→ **本文抜粋**
::::::::

毎日ヶ原新聞

日本全国、時々中国、たまにもっと遠くへ、忘れちゃもったいないから、旅の記録。

晩秋初冬すてきなニッポン(その7;夕凪の街)

https://cdn-ak.f.st-hatena.com/images/fotolife/m/mainichigaharu/20190818/20190818124032.jpg ▲紅葉の残る木々や落ち葉に囲まれた原爆ドーム

 2008年11月23日、広島平和記念公園

 広島市民球場前から更に西へ歩き、元安川太田川にかかる橋の手前で左に入っていくと、原爆ドームです。元安川は、原爆が落とされた日、やけどを負ったたくさんの人々が「あついよう、あついよう」と泣きながらこの川にやってきて亡くなっていったという場所です。

 原爆ドームを訪れるのも、広島平和記念公園を訪れるのも、僕は初めてです。この日も、大勢の人たちがここを訪れ、平和への祈りを捧げていました。

 僕がここで説明を加えるようなことは何もありません。ただ、僕もここへ行ってきましたということだけお伝えして、何枚か写真を掲載するにとどめます。

https://cdn-ak.f.st-hatena.com/images/fotolife/m/mainichigaharu/20190818/20190818124036.jpg 初めて訪れた原爆ドーム

 原爆ドームは、1915年に竣工し、当時「広島県産業奨励館」として使用されていた洋風建築。この東150メートル、上空約580メートルの地点が爆心地なのだそうです。それでもこうして形をとどめることができたのは、衝撃波を受けた方向がほぼ真上からだったことや、窓が多かったために爆風が吹き抜けたことなどが理由とされていますが、こうして間近で初めて見た原爆ドームは、原爆という衝撃に耐え、さらに60余年という時間に耐えてなお、そこに毅然と聳えていました。

::::::::

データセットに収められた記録
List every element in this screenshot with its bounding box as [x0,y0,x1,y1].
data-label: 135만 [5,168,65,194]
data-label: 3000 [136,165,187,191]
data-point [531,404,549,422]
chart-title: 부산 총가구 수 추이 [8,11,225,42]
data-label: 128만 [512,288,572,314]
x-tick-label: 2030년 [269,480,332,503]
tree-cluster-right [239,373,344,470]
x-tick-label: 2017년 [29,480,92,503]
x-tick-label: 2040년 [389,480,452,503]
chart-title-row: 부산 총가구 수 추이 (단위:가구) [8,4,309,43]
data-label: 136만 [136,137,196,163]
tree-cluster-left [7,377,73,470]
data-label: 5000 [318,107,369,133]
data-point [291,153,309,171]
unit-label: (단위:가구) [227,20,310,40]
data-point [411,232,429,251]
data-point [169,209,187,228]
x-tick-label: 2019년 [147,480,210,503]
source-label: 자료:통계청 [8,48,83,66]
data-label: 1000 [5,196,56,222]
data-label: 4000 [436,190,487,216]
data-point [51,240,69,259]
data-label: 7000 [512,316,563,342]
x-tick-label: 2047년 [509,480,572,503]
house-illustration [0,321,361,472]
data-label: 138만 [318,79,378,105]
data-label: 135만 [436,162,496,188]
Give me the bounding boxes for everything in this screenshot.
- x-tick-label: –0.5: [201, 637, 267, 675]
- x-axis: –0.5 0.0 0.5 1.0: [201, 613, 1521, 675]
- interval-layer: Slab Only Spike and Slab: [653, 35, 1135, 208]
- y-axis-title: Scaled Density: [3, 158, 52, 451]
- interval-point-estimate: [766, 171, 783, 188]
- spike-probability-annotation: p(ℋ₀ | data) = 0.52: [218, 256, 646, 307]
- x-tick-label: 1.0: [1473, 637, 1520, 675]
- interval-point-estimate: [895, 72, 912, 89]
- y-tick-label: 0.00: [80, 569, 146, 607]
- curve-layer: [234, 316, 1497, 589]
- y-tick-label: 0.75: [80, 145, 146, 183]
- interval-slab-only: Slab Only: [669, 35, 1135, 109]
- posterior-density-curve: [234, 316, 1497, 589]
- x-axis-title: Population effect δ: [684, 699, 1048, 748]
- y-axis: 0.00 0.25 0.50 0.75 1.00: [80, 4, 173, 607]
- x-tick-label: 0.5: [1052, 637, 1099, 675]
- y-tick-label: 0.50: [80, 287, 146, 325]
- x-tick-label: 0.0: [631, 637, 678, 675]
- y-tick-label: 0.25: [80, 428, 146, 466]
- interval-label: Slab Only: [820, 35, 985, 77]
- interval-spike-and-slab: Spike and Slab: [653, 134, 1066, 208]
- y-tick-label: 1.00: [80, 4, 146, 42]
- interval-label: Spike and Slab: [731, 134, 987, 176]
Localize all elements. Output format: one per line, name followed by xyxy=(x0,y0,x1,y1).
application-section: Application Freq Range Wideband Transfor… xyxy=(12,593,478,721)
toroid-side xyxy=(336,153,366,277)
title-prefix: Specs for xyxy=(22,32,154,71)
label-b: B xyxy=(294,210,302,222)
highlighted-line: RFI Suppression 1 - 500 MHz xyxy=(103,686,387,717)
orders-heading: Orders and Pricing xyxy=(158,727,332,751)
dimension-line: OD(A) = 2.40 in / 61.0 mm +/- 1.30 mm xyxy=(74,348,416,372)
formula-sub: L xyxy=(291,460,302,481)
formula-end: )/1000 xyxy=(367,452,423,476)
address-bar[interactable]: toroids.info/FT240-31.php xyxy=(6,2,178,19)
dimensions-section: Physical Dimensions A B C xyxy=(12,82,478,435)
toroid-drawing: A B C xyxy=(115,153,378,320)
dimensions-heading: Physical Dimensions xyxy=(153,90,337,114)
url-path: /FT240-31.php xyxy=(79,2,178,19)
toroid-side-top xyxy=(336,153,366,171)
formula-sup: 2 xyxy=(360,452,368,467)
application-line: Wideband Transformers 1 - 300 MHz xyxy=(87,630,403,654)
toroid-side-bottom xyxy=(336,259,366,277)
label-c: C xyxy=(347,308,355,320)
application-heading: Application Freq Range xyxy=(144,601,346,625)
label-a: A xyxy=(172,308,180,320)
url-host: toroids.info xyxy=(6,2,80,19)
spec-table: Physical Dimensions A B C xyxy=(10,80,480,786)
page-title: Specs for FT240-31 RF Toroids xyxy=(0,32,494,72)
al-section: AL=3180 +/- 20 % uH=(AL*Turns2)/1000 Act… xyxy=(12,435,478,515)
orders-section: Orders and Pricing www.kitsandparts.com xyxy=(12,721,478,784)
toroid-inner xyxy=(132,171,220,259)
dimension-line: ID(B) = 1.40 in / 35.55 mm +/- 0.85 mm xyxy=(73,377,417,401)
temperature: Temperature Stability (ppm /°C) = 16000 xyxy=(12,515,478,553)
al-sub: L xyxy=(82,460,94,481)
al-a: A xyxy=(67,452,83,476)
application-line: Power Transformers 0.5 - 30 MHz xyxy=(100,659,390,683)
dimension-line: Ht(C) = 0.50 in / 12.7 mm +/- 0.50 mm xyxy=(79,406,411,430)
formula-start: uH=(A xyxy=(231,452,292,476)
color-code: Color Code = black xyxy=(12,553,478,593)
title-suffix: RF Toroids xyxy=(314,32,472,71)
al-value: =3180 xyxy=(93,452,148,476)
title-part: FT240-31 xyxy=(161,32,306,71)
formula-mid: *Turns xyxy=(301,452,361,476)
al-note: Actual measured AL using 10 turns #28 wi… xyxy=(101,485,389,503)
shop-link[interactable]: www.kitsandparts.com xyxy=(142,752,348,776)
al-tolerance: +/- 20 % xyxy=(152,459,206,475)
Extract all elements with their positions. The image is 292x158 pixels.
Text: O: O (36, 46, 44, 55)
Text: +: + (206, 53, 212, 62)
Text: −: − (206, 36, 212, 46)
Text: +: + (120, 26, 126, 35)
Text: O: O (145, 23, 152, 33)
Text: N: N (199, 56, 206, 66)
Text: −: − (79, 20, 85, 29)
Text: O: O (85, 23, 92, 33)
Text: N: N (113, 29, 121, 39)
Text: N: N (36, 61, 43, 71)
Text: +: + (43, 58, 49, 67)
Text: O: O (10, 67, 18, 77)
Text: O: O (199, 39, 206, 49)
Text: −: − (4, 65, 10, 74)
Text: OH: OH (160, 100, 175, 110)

::::::::

→ **あなたの課題**
(A) 原爆ドームの訪問記によると、原爆ドームが竣工したのは何年か。
(B) 原爆ドームの訪問記の続きを、最後の文のあとから書いてください。
記録は使わなくてよい。

→ **課題ごとの解答**
(A) 1915年。

(B)
https://cdn-ak.f.st-hatena.com/images/fotolife/m/mainichigaharu/20190818/20190818124040.jpg 「動員学徒慰霊塔」。


 ただ、ひとつだけ、先日、こうの史代さん原作の漫画を映画化した2007年公開の映画「夕凪の街 桜の国」を見る機会がありました。今回歩いた広島市内でもロケに使われた場所がいくつもありました。原爆の被害を負った人々のつらさを、原爆が落ちた瞬間や戦争中のことを描くのではなく、昭和33年と現在(平成16年)とを描くことで、昭和20年に起きたあの一瞬のできごとの残したものを伝えるという構成とストーリーは秀逸であり、また涙を誘います。ぜひ一度観てもらえたらいいなあと思います、この映画。